Dataset records:
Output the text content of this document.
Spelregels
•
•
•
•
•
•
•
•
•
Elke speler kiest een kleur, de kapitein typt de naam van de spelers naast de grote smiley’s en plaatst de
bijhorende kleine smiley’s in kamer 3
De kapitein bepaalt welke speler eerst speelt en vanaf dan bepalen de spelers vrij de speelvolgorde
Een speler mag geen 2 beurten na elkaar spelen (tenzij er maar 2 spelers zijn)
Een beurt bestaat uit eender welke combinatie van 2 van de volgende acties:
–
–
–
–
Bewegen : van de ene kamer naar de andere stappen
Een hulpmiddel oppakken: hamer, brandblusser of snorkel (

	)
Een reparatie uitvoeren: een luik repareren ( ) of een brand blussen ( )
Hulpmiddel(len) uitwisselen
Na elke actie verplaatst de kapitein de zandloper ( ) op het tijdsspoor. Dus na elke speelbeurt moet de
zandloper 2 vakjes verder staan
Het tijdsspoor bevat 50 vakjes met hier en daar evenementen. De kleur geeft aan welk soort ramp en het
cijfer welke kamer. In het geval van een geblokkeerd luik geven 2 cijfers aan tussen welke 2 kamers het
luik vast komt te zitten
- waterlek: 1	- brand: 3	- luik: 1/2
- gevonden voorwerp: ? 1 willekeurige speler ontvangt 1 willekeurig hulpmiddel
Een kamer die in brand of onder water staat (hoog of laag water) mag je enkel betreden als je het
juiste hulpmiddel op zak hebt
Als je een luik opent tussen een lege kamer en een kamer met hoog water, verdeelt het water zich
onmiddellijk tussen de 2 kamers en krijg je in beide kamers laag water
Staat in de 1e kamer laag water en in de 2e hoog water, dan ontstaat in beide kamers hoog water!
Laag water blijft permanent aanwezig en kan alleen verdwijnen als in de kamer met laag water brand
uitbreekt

** Stated exercise **
Each line of the material should be duplicated exactly, please.

** Final result **
Output the text content of this document.
Spelregels
•
•
•
•
•
•
•
•
•
Elke speler kiest een kleur, de kapitein typt de naam van de spelers naast de grote smiley’s en plaatst de
bijhorende kleine smiley’s in kamer 3
De kapitein bepaalt welke speler eerst speelt en vanaf dan bepalen de spelers vrij de speelvolgorde
Een speler mag geen 2 beurten na elkaar spelen (tenzij er maar 2 spelers zijn)
Een beurt bestaat uit eender welke combinatie van 2 van de volgende acties:
–
–
–
–
Bewegen : van de ene kamer naar de andere stappen
Een hulpmiddel oppakken: hamer, brandblusser of snorkel (

	)
Een reparatie uitvoeren: een luik repareren ( ) of een brand blussen ( )
Hulpmiddel(len) uitwisselen
Na elke actie verplaatst de kapitein de zandloper ( ) op het tijdsspoor. Dus na elke speelbeurt moet de
zandloper 2 vakjes verder staan
Het tijdsspoor bevat 50 vakjes met hier en daar evenementen. De kleur geeft aan welk soort ramp en het
cijfer welke kamer. In het geval van een geblokkeerd luik geven 2 cijfers aan tussen welke 2 kamers het
luik vast komt te zitten
- waterlek: 1	- brand: 3	- luik: 1/2
- gevonden voorwerp: ? 1 willekeurige speler ontvangt 1 willekeurig hulpmiddel
Een kamer die in brand of onder water staat (hoog of laag water) mag je enkel betreden als je het
juiste hulpmiddel op zak hebt
Als je een luik opent tussen een lege kamer en een kamer met hoog water, verdeelt het water zich
onmiddellijk tussen de 2 kamers en krijg je in beide kamers laag water
Staat in de 1e kamer laag water en in de 2e hoog water, dan ontstaat in beide kamers hoog water!
Laag water blijft permanent aanwezig en kan alleen verdwijnen als in de kamer met laag water brand
uitbreekt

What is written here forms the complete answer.